• Work instructions
Nothing in the data should change when you return it, but leave the pictures out.
- - - - - - -
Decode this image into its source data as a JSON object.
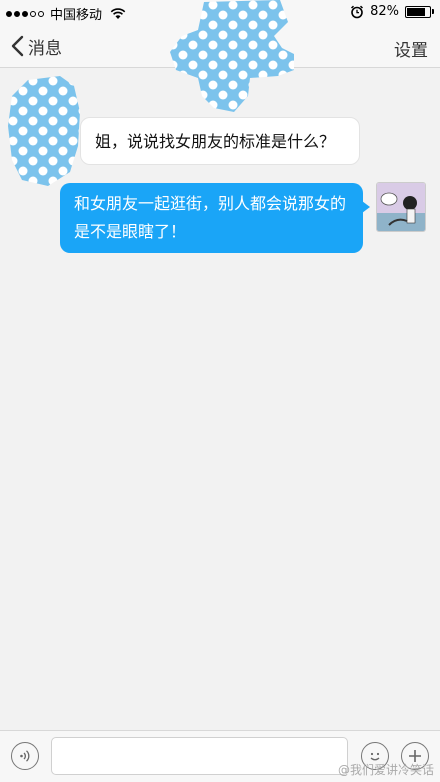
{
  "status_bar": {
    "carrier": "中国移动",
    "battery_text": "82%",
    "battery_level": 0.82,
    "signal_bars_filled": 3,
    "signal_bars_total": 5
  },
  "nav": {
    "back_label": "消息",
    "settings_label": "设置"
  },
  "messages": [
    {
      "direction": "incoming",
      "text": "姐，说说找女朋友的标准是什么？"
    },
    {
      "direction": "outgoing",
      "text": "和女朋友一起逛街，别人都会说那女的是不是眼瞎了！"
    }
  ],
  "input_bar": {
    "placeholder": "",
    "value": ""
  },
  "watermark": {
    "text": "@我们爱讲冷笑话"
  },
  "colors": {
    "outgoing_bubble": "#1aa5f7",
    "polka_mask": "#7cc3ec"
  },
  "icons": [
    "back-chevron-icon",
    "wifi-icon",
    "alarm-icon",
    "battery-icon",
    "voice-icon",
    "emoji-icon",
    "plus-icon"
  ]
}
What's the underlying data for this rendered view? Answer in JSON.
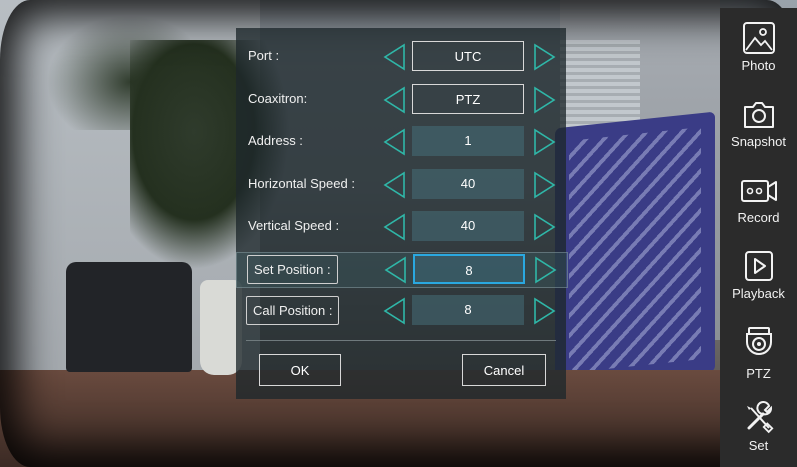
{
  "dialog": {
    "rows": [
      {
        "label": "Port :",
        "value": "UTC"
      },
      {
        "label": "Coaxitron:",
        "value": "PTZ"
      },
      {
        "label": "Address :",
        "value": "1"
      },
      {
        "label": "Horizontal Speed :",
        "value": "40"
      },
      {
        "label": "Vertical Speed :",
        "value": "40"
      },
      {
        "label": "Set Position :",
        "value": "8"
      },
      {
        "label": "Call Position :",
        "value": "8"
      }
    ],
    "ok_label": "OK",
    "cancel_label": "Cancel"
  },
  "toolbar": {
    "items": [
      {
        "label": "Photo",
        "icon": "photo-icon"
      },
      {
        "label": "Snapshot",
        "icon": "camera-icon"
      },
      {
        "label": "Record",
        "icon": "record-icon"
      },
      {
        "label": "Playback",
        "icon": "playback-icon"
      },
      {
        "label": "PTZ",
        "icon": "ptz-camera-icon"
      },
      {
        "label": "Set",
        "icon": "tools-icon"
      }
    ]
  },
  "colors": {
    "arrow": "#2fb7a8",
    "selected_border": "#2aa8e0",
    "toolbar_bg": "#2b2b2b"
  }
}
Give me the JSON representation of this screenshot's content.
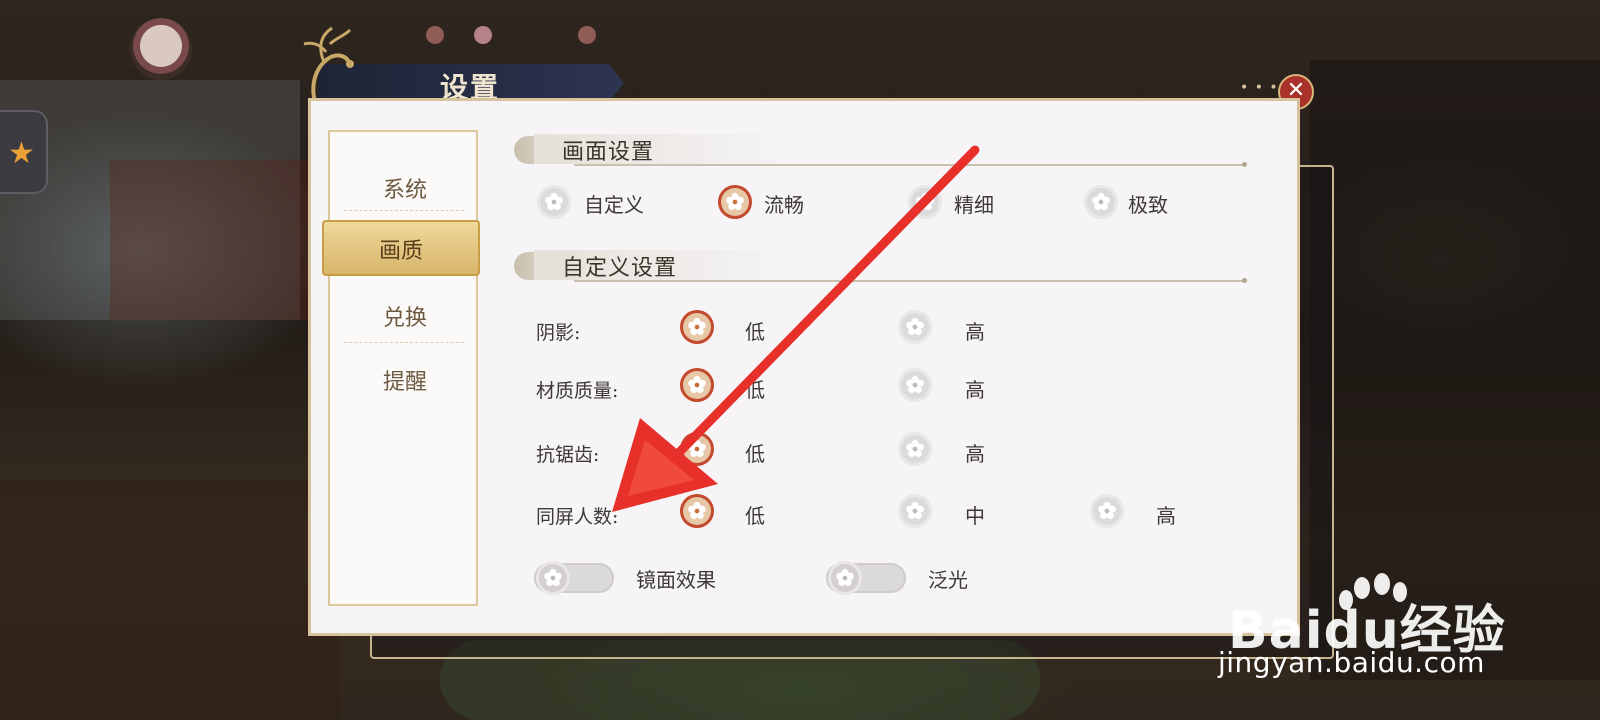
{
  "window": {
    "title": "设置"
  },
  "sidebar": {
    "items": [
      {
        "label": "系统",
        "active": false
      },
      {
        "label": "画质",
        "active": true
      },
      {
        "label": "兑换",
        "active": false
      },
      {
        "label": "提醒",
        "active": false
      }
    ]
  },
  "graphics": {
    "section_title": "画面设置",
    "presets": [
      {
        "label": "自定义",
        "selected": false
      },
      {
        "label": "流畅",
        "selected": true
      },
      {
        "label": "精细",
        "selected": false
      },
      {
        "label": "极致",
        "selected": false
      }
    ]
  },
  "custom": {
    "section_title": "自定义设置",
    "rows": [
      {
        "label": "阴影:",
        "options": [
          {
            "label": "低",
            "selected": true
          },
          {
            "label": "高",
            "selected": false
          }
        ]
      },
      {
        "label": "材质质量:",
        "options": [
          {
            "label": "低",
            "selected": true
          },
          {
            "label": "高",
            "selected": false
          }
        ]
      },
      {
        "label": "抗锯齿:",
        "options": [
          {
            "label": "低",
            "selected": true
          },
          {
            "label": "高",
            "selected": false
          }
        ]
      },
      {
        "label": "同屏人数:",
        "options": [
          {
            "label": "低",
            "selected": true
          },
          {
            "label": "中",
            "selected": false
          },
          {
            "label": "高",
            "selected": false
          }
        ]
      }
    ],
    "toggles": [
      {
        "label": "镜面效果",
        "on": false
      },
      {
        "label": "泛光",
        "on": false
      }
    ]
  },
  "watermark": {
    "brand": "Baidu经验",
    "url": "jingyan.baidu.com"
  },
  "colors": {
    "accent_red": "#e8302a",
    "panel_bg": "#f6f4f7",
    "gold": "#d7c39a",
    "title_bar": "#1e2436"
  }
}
- - - - - - -
• Answer to the task
Decode this image into its source data as a JSON object.
{
  "status_bar": {
    "carrier": "中国移动",
    "battery_text": "82%",
    "battery_level": 0.82,
    "signal_bars_filled": 3,
    "signal_bars_total": 5
  },
  "nav": {
    "back_label": "消息",
    "settings_label": "设置"
  },
  "messages": [
    {
      "direction": "incoming",
      "text": "姐，说说找女朋友的标准是什么？"
    },
    {
      "direction": "outgoing",
      "text": "和女朋友一起逛街，别人都会说那女的是不是眼瞎了！"
    }
  ],
  "input_bar": {
    "placeholder": "",
    "value": ""
  },
  "watermark": {
    "text": "@我们爱讲冷笑话"
  },
  "colors": {
    "outgoing_bubble": "#1aa5f7",
    "polka_mask": "#7cc3ec"
  },
  "icons": [
    "back-chevron-icon",
    "wifi-icon",
    "alarm-icon",
    "battery-icon",
    "voice-icon",
    "emoji-icon",
    "plus-icon"
  ]
}
What's the underlying data for this rendered view? Answer in JSON.
{
  "dialog": {
    "rows": [
      {
        "label": "Port :",
        "value": "UTC"
      },
      {
        "label": "Coaxitron:",
        "value": "PTZ"
      },
      {
        "label": "Address :",
        "value": "1"
      },
      {
        "label": "Horizontal Speed :",
        "value": "40"
      },
      {
        "label": "Vertical Speed :",
        "value": "40"
      },
      {
        "label": "Set Position :",
        "value": "8"
      },
      {
        "label": "Call Position :",
        "value": "8"
      }
    ],
    "ok_label": "OK",
    "cancel_label": "Cancel"
  },
  "toolbar": {
    "items": [
      {
        "label": "Photo",
        "icon": "photo-icon"
      },
      {
        "label": "Snapshot",
        "icon": "camera-icon"
      },
      {
        "label": "Record",
        "icon": "record-icon"
      },
      {
        "label": "Playback",
        "icon": "playback-icon"
      },
      {
        "label": "PTZ",
        "icon": "ptz-camera-icon"
      },
      {
        "label": "Set",
        "icon": "tools-icon"
      }
    ]
  },
  "colors": {
    "arrow": "#2fb7a8",
    "selected_border": "#2aa8e0",
    "toolbar_bg": "#2b2b2b"
  }
}
Give me the JSON representation of this screenshot's content.
{
  "window": {
    "title": "设置"
  },
  "sidebar": {
    "items": [
      {
        "label": "系统",
        "active": false
      },
      {
        "label": "画质",
        "active": true
      },
      {
        "label": "兑换",
        "active": false
      },
      {
        "label": "提醒",
        "active": false
      }
    ]
  },
  "graphics": {
    "section_title": "画面设置",
    "presets": [
      {
        "label": "自定义",
        "selected": false
      },
      {
        "label": "流畅",
        "selected": true
      },
      {
        "label": "精细",
        "selected": false
      },
      {
        "label": "极致",
        "selected": false
      }
    ]
  },
  "custom": {
    "section_title": "自定义设置",
    "rows": [
      {
        "label": "阴影:",
        "options": [
          {
            "label": "低",
            "selected": true
          },
          {
            "label": "高",
            "selected": false
          }
        ]
      },
      {
        "label": "材质质量:",
        "options": [
          {
            "label": "低",
            "selected": true
          },
          {
            "label": "高",
            "selected": false
          }
        ]
      },
      {
        "label": "抗锯齿:",
        "options": [
          {
            "label": "低",
            "selected": true
          },
          {
            "label": "高",
            "selected": false
          }
        ]
      },
      {
        "label": "同屏人数:",
        "options": [
          {
            "label": "低",
            "selected": true
          },
          {
            "label": "中",
            "selected": false
          },
          {
            "label": "高",
            "selected": false
          }
        ]
      }
    ],
    "toggles": [
      {
        "label": "镜面效果",
        "on": false
      },
      {
        "label": "泛光",
        "on": false
      }
    ]
  },
  "watermark": {
    "brand": "Baidu经验",
    "url": "jingyan.baidu.com"
  },
  "colors": {
    "accent_red": "#e8302a",
    "panel_bg": "#f6f4f7",
    "gold": "#d7c39a",
    "title_bar": "#1e2436"
  }
}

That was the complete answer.